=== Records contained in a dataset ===
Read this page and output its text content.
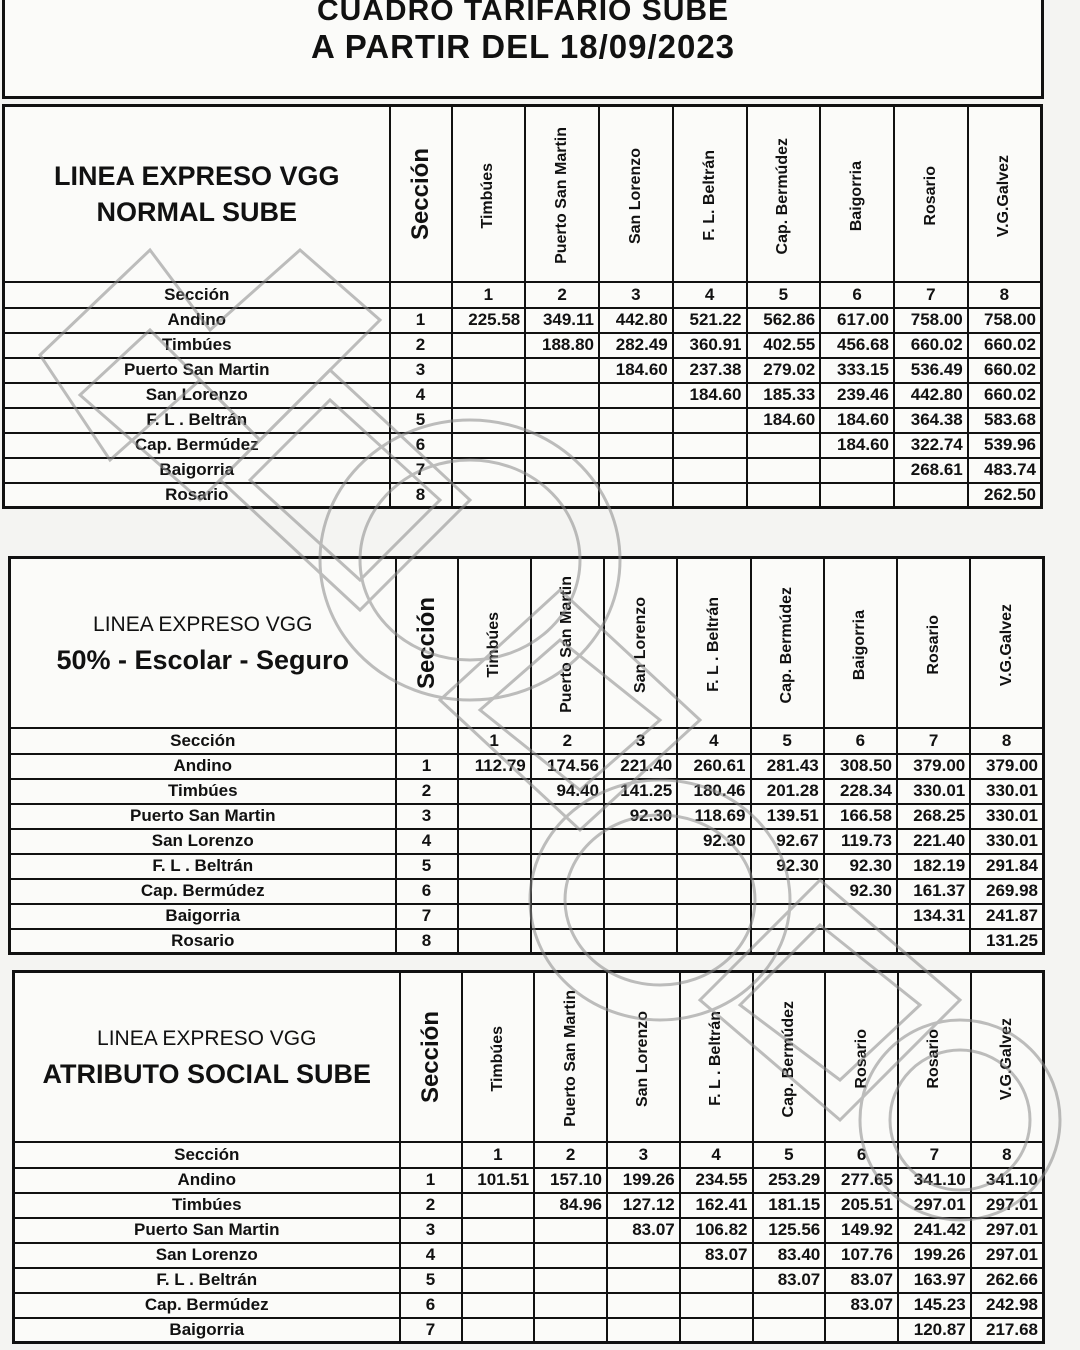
CUADRO TARIFARIO SUBE
A PARTIR DEL 18/09/2023
LINEA EXPRESO VGG
NORMAL SUBE	Sección	Timbúes	Puerto San Martin	San Lorenzo	F. L. Beltrán	Cap. Bermúdez	Baigorria	Rosario	V.G.Galvez

Sección		1	2	3	4	5	6	7	8
Andino	1	225.58	349.11	442.80	521.22	562.86	617.00	758.00	758.00
Timbúes	2		188.80	282.49	360.91	402.55	456.68	660.02	660.02
Puerto San Martin	3			184.60	237.38	279.02	333.15	536.49	660.02
San Lorenzo	4				184.60	185.33	239.46	442.80	660.02
F. L . Beltrán	5					184.60	184.60	364.38	583.68
Cap. Bermúdez	6						184.60	322.74	539.96
Baigorria	7							268.61	483.74
Rosario	8								262.50
LINEA EXPRESO VGG
50% - Escolar - Seguro	Sección	Timbúes	Puerto San Martin	San Lorenzo	F. L . Beltrán	Cap. Bermúdez	Baigorria	Rosario	V.G.Galvez

Sección		1	2	3	4	5	6	7	8
Andino	1	112.79	174.56	221.40	260.61	281.43	308.50	379.00	379.00
Timbúes	2		94.40	141.25	180.46	201.28	228.34	330.01	330.01
Puerto San Martin	3			92.30	118.69	139.51	166.58	268.25	330.01
San Lorenzo	4				92.30	92.67	119.73	221.40	330.01
F. L . Beltrán	5					92.30	92.30	182.19	291.84
Cap. Bermúdez	6						92.30	161.37	269.98
Baigorria	7							134.31	241.87
Rosario	8								131.25
LINEA EXPRESO VGG
ATRIBUTO SOCIAL SUBE	Sección	Timbúes	Puerto San Martin	San Lorenzo	F. L . Beltrán	Cap. Bermúdez	Rosario	Rosario	V.G.Galvez

Sección		1	2	3	4	5	6	7	8
Andino	1	101.51	157.10	199.26	234.55	253.29	277.65	341.10	341.10
Timbúes	2		84.96	127.12	162.41	181.15	205.51	297.01	297.01
Puerto San Martin	3			83.07	106.82	125.56	149.92	241.42	297.01
San Lorenzo	4				83.07	83.40	107.76	199.26	297.01
F. L . Beltrán	5					83.07	83.07	163.97	262.66
Cap. Bermúdez	6						83.07	145.23	242.98
Baigorria	7							120.87	217.68
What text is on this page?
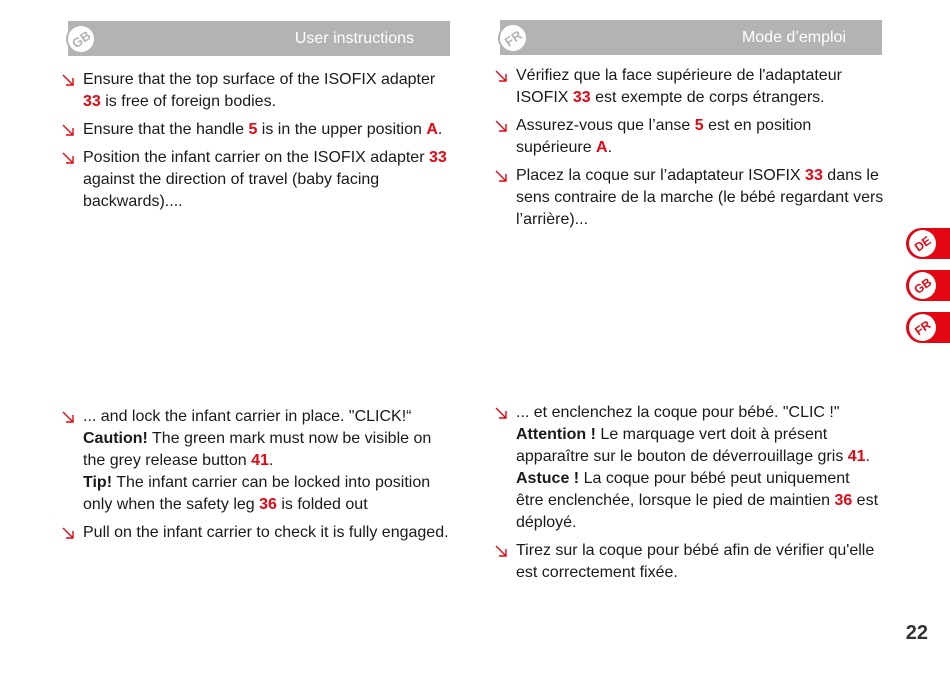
User instructions
GB	Mode d’emploi
FR
Ensure that the top surface of the ISOFIX adapter 33 is free of foreign bodies.
Ensure that the handle 5 is in the upper position A.
Position the infant carrier on the ISOFIX adapter 33 against the direction of travel (baby facing backwards)....
Vérifiez que la face supérieure de l'adaptateur ISOFIX 33 est exempte de corps étrangers.
Assurez-vous que l’anse 5 est en position supérieure A.
Placez la coque sur l’adaptateur ISOFIX 33 dans le sens contraire de la marche (le bébé regardant vers l’arrière)...
... and lock the infant carrier in place. "CLICK!“
Caution! The green mark must now be visible on the grey release button 41.
Tip! The infant carrier can be locked into position only when the safety leg 36 is folded out
Pull on the infant carrier to check it is fully engaged.
... et enclenchez la coque pour bébé. "CLIC !"
Attention ! Le marquage vert doit à présent apparaître sur le bouton de déverrouillage gris 41.
Astuce ! La coque pour bébé peut uniquement être enclenchée, lorsque le pied de maintien 36 est déployé.
Tirez sur la coque pour bébé afin de vérifier qu'elle est correctement fixée.
DE
GB
FR
22
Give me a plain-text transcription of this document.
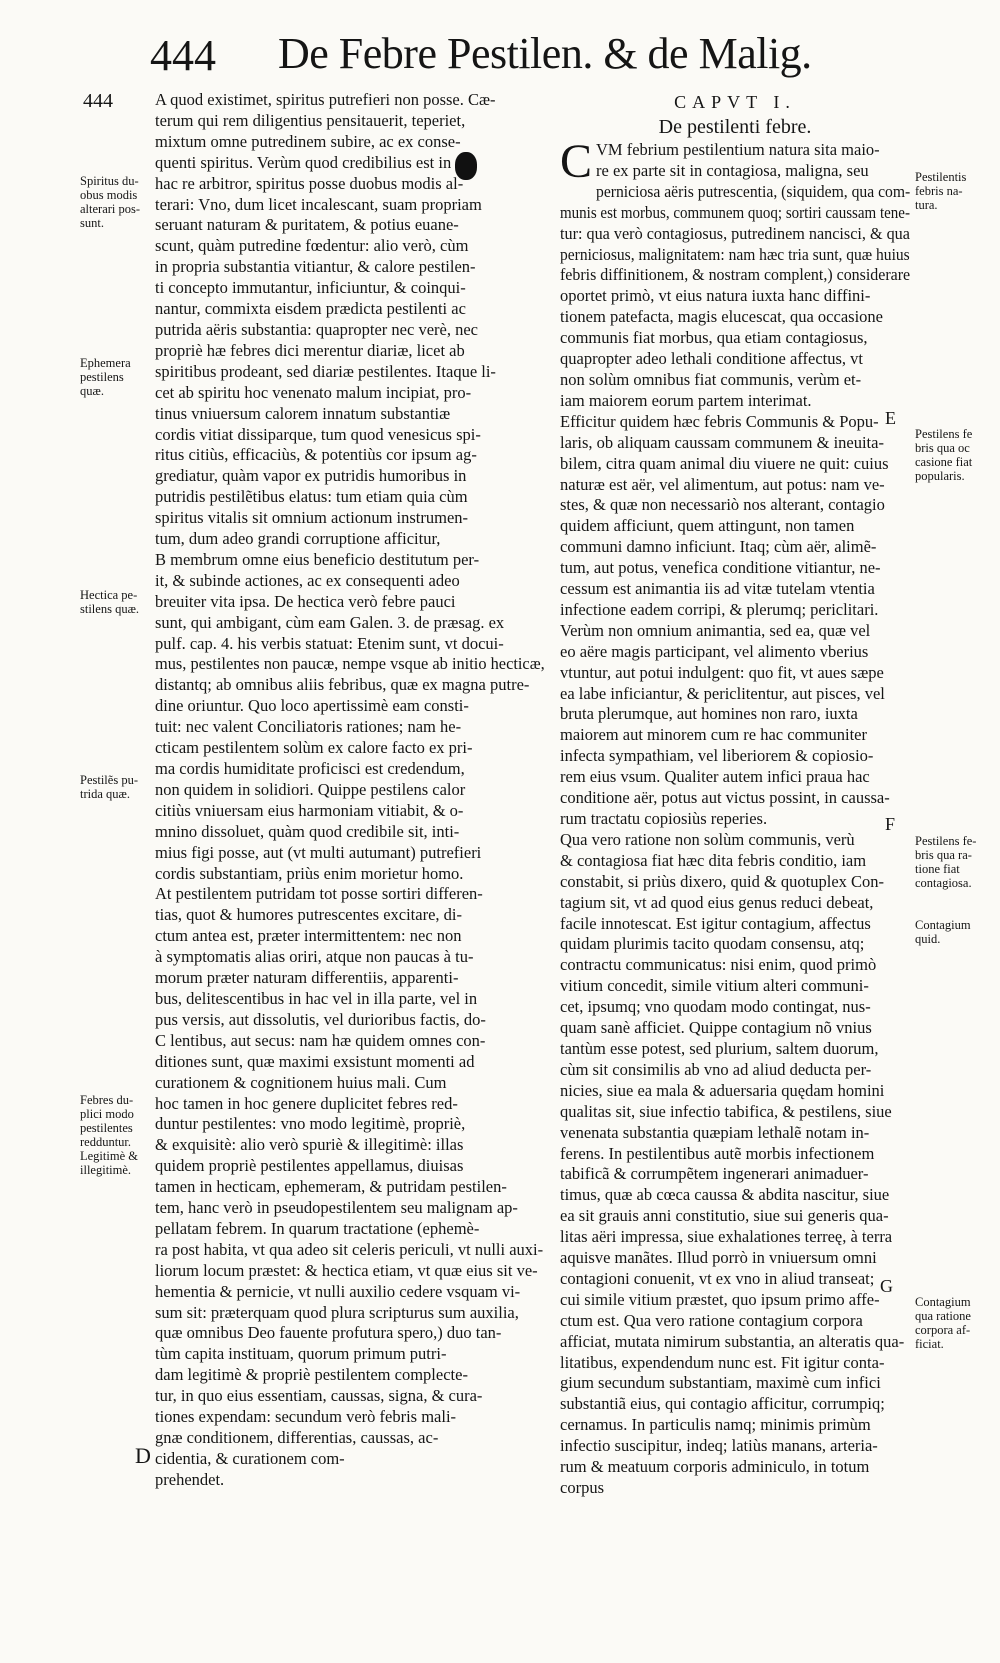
444 De Febre Pestilen. & de Malig.
A quod existimet, spiritus putrefieri non posse. Cæ-
terum qui rem diligentius pensitauerit, teperiet,
mixtum omne putredinem subire, ac ex conse-
quenti spiritus. Verùm quod credibilius est in
hac re arbitror, spiritus posse duobus modis al-
terari: Vno, dum licet incalescant, suam propriam
seruant naturam & puritatem, & potius euane-
scunt, quàm putredine fœdentur: alio verò, cùm
in propria substantia vitiantur, & calore pestilen-
ti concepto immutantur, inficiuntur, & coinqui-
nantur, commixta eisdem prædicta pestilenti ac
putrida aëris substantia: quapropter nec verè, nec
propriè hæ febres dici merentur diariæ, licet ab
spiritibus prodeant, sed diariæ pestilentes. Itaque li-
cet ab spiritu hoc venenato malum incipiat, pro-
tinus vniuersum calorem innatum substantiæ
cordis vitiat dissiparque, tum quod venesicus spi-
ritus citiùs, efficaciùs, & potentiùs cor ipsum ag-
grediatur, quàm vapor ex putridis humoribus in
putridis pestilẽtibus elatus: tum etiam quia cùm
spiritus vitalis sit omnium actionum instrumen-
tum, dum adeo grandi corruptione afficitur,
B membrum omne eius beneficio destitutum per-
it, & subinde actiones, ac ex consequenti adeo
breuiter vita ipsa. De hectica verò febre pauci
sunt, qui ambigant, cùm eam Galen. 3. de præsag. ex
pulf. cap. 4. his verbis statuat: Etenim sunt, vt docui-
mus, pestilentes non paucæ, nempe vsque ab initio hecticæ,
distantq; ab omnibus aliis febribus, quæ ex magna putre-
dine oriuntur. Quo loco apertissimè eam consti-
tuit: nec valent Conciliatoris rationes; nam he-
cticam pestilentem solùm ex calore facto ex pri-
ma cordis humiditate proficisci est credendum,
non quidem in solidiori. Quippe pestilens calor
citiùs vniuersam eius harmoniam vitiabit, & o-
mnino dissoluet, quàm quod credibile sit, inti-
mius figi posse, aut (vt multi autumant) putrefieri
cordis substantiam, priùs enim morietur homo.
At pestilentem putridam tot posse sortiri differen-
tias, quot & humores putrescentes excitare, di-
ctum antea est, præter intermittentem: nec non
à symptomatis alias oriri, atque non paucas à tu-
morum præter naturam differentiis, apparenti-
bus, delitescentibus in hac vel in illa parte, vel in
pus versis, aut dissolutis, vel durioribus factis, do-
C lentibus, aut secus: nam hæ quidem omnes con-
ditiones sunt, quæ maximi exsistunt momenti ad
curationem & cognitionem huius mali. Cum
hoc tamen in hoc genere duplicitet febres red-
duntur pestilentes: vno modo legitimè, propriè,
& exquisitè: alio verò spuriè & illegitimè: illas
quidem propriè pestilentes appellamus, diuisas
tamen in hecticam, ephemeram, & putridam pestilen-
tem, hanc verò in pseudopestilentem seu malignam ap-
pellatam febrem. In quarum tractatione (ephemè-
ra post habita, vt qua adeo sit celeris periculi, vt nulli auxi-
liorum locum præstet: & hectica etiam, vt quæ eius sit ve-
hementia & pernicie, vt nulli auxilio cedere vsquam vi-
sum sit: præterquam quod plura scripturus sum auxilia,
quæ omnibus Deo fauente profutura spero,) duo tan-
tùm capita instituam, quorum primum putri-
dam legitimè & propriè pestilentem complecte-
tur, in quo eius essentiam, caussas, signa, & cura-
tiones expendam: secundum verò febris mali-
gnæ conditionem, differentias, caussas, ac-
cidentia, & curationem com-
prehendet.
CAPVT I.
De pestilenti febre.
C VM febrium pestilentium natura sita maio-
re ex parte sit in contagiosa, maligna, seu
perniciosa aëris putrescentia, (siquidem, qua com-
munis est morbus, communem quoq; sortiri caussam tene-
tur: qua verò contagiosus, putredinem nancisci, & qua
perniciosus, malignitatem: nam hæc tria sunt, quæ huius
febris diffinitionem, & nostram complent,) considerare
oportet primò, vt eius natura iuxta hanc diffini-
tionem patefacta, magis elucescat, qua occasione
communis fiat morbus, qua etiam contagiosus,
quapropter adeo lethali conditione affectus, vt
non solùm omnibus fiat communis, verùm et-
iam maiorem eorum partem interimat.
Efficitur quidem hæc febris Communis & Popu-
laris, ob aliquam caussam communem & ineuita-
bilem, citra quam animal diu viuere ne quit: cuius
naturæ est aër, vel alimentum, aut potus: nam ve-
stes, & quæ non necessariò nos alterant, contagio
quidem afficiunt, quem attingunt, non tamen
communi damno inficiunt. Itaq; cùm aër, alimẽ-
tum, aut potus, venefica conditione vitiantur, ne-
cessum est animantia iis ad vitæ tutelam vtentia
infectione eadem corripi, & plerumq; periclitari.
Verùm non omnium animantia, sed ea, quæ vel
eo aëre magis participant, vel alimento vberius
vtuntur, aut potui indulgent: quo fit, vt aues sæpe
ea labe inficiantur, & periclitentur, aut pisces, vel
bruta plerumque, aut homines non raro, iuxta
maiorem aut minorem cum re hac communiter
infecta sympathiam, vel liberiorem & copiosio-
rem eius vsum. Qualiter autem infici praua hac
conditione aër, potus aut victus possint, in caussa-
rum tractatu copiosiùs reperies.
Qua vero ratione non solùm communis, verù
& contagiosa fiat hæc dita febris conditio, iam
constabit, si priùs dixero, quid & quotuplex Con-
tagium sit, vt ad quod eius genus reduci debeat,
facile innotescat. Est igitur contagium, affectus
quidam plurimis tacito quodam consensu, atq;
contractu communicatus: nisi enim, quod primò
vitium concedit, simile vitium alteri communi-
cet, ipsumq; vno quodam modo contingat, nus-
quam sanè afficiet. Quippe contagium nõ vnius
tantùm esse potest, sed plurium, saltem duorum,
cùm sit consimilis ab vno ad aliud deducta per-
nicies, siue ea mala & aduersaria quędam homini
qualitas sit, siue infectio tabifica, & pestilens, siue
venenata substantia quæpiam lethalẽ notam in-
ferens. In pestilentibus autẽ morbis infectionem
tabificã & corrumpẽtem ingenerari animaduer-
timus, quæ ab cœca caussa & abdita nascitur, siue
ea sit grauis anni constitutio, siue sui generis qua-
litas aëri impressa, siue exhalationes terreę, à terra
aquisve manãtes. Illud porrò in vniuersum omni
contagioni conuenit, vt ex vno in aliud transeat;
cui simile vitium præstet, quo ipsum primo affe-
ctum est. Qua vero ratione contagium corpora
afficiat, mutata nimirum substantia, an alteratis qua-
litatibus, expendendum nunc est. Fit igitur conta-
gium secundum substantiam, maximè cum infici
substantiã eius, qui contagio afficitur, corrumpiq;
cernamus. In particulis namq; minimis primùm
infectio suscipitur, indeq; latiùs manans, arteria-
rum & meatuum corporis adminiculo, in totum
corpus
Spiritus du-
obus modis
alterari pos-
sunt.
Ephemera
pestilens
quæ.
Hectica pe-
stilens quæ.
Pestilẽs pu-
trida quæ.
Febres du-
plici modo
pestilentes
redduntur.
Legitimè &
illegitimè.
Pestilentis
febris na-
tura.
Pestilens fe
bris qua oc
casione fiat
popularis.
Pestilens fe-
bris qua ra-
tione fiat
contagiosa.
Contagium
quid.
Contagium
qua ratione
corpora af-
ficiat.
444
D
E
F
G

=== EXERCISE DESCRIPTION ===
Make a list of all lines in the data that contain "sunt".

=== RESULT ===
sunt, qui ambigant, cùm eam Galen. 3. de præsag. ex
pulf. cap. 4. his verbis statuat: Etenim sunt, vt docui-
ditiones sunt, quæ maximi exsistunt momenti ad
perniciosus, malignitatem: nam hæc tria sunt, quæ huius
sunt.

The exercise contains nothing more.